**Given exercise**.
Sift the listing for lines that hold the string "shortcut" and pull them out.

Start of Exercise materials

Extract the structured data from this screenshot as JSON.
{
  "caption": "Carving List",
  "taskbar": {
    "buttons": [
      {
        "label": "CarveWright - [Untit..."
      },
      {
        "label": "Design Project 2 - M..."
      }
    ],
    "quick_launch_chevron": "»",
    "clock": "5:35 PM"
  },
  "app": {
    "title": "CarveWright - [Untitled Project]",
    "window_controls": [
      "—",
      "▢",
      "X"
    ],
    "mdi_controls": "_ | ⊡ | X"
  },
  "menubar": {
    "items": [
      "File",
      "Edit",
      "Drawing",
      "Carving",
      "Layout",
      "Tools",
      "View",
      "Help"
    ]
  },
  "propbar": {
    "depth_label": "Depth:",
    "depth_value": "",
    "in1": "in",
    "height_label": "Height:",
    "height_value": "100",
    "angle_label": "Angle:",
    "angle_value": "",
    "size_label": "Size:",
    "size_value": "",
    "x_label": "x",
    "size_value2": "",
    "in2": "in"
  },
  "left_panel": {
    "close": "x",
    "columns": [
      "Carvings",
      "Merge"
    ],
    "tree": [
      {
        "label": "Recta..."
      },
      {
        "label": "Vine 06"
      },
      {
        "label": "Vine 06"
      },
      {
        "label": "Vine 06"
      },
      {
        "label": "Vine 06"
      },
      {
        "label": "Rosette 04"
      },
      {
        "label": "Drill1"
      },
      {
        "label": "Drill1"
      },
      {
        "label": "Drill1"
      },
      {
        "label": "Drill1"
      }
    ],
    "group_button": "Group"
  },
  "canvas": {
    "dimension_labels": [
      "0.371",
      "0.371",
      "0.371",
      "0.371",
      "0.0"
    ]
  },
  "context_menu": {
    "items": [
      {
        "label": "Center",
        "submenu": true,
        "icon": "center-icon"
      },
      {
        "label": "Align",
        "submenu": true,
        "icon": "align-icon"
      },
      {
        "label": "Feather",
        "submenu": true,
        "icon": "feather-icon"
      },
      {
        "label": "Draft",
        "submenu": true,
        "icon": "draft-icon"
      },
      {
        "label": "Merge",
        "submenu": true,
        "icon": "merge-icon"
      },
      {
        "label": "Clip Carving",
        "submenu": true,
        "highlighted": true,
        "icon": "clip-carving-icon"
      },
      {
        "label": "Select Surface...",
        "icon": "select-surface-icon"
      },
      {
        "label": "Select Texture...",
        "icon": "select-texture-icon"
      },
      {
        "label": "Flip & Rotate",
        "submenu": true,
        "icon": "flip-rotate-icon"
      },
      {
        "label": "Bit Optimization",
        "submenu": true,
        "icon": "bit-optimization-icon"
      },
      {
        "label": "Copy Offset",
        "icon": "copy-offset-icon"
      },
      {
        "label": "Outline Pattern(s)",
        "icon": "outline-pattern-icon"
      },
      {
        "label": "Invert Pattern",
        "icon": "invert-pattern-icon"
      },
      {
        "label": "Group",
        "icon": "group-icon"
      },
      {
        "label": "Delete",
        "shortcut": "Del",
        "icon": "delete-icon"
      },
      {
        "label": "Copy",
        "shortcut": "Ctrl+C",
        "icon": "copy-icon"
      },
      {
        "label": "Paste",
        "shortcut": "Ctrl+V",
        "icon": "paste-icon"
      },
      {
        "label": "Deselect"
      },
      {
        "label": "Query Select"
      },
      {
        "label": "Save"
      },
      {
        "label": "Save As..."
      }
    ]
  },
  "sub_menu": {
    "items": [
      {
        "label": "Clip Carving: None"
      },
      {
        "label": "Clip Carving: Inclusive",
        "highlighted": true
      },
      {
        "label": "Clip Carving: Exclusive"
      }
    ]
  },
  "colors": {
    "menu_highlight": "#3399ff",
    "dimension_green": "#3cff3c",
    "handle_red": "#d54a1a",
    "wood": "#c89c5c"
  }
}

End of Exercise materials
Start of Exercise materials

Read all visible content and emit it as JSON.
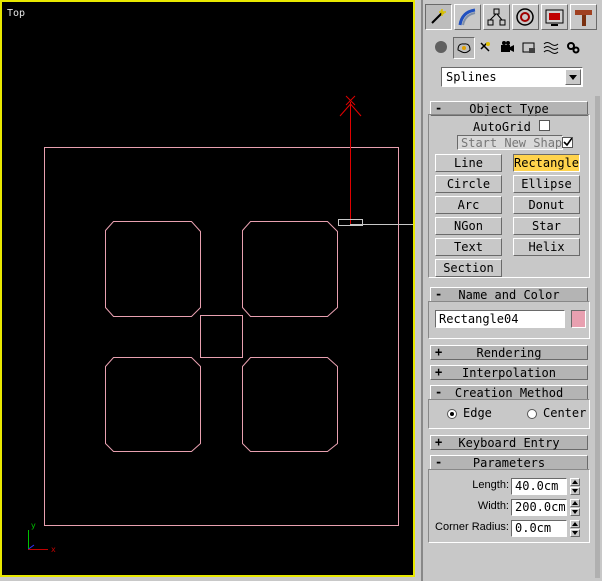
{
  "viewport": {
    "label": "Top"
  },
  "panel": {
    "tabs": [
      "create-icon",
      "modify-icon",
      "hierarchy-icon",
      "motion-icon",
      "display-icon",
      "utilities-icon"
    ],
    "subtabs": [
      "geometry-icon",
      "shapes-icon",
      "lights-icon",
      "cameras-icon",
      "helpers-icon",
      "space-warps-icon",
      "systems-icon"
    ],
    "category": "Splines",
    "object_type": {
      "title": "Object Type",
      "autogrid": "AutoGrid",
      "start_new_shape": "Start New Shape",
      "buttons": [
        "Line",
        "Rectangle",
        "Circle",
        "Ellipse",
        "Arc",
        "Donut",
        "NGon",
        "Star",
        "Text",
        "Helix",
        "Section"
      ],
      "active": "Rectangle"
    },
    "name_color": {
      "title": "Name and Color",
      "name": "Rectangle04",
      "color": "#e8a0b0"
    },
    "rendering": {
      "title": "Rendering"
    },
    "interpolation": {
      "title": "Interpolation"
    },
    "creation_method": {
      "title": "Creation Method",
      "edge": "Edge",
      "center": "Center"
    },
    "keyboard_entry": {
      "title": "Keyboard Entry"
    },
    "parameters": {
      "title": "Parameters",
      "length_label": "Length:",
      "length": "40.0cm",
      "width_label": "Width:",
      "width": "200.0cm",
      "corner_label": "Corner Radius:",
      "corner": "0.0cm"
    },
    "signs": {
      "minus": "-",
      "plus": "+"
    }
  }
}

End of Exercise materials

**Problem solution**.
        "shortcut": "Del",
        "shortcut": "Ctrl+C",
        "shortcut": "Ctrl+V",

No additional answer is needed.